§ **Aim of the task**: Pull each line holding "name" out of the entries below.

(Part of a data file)
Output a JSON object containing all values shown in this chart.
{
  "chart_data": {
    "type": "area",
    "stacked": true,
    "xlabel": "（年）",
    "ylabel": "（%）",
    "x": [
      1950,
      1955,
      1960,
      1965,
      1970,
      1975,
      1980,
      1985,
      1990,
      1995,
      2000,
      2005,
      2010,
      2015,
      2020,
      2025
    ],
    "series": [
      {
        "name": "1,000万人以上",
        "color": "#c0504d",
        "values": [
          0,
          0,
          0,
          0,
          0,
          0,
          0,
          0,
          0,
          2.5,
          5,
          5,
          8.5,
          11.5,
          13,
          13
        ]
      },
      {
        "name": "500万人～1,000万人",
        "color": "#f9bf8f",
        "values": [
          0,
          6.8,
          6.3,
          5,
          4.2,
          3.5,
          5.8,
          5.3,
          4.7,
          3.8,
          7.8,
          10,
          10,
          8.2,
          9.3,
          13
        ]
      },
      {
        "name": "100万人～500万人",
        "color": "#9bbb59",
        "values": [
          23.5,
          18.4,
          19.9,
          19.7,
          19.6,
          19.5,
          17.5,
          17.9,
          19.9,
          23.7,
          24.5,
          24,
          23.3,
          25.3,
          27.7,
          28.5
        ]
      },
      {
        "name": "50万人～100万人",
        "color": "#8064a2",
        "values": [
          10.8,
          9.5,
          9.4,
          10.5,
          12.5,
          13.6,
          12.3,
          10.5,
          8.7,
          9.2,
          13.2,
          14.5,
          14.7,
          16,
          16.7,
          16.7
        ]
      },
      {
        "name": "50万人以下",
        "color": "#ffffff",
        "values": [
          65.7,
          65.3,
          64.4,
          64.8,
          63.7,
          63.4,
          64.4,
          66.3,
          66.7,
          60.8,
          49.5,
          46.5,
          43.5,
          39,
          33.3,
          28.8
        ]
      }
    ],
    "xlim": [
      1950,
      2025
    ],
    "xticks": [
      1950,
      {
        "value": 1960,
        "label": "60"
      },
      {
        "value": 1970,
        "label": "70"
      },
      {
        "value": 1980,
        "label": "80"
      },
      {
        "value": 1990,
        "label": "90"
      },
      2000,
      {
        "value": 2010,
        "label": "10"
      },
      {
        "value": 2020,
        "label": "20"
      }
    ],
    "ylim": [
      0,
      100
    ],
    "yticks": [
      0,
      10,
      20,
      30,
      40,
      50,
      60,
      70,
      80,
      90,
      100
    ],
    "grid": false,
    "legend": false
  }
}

§ **Correct output**:
        "name": "1,000万人以上",
        "name": "500万人～1,000万人",
        "name": "100万人～500万人",
        "name": "50万人～100万人",
        "name": "50万人以下",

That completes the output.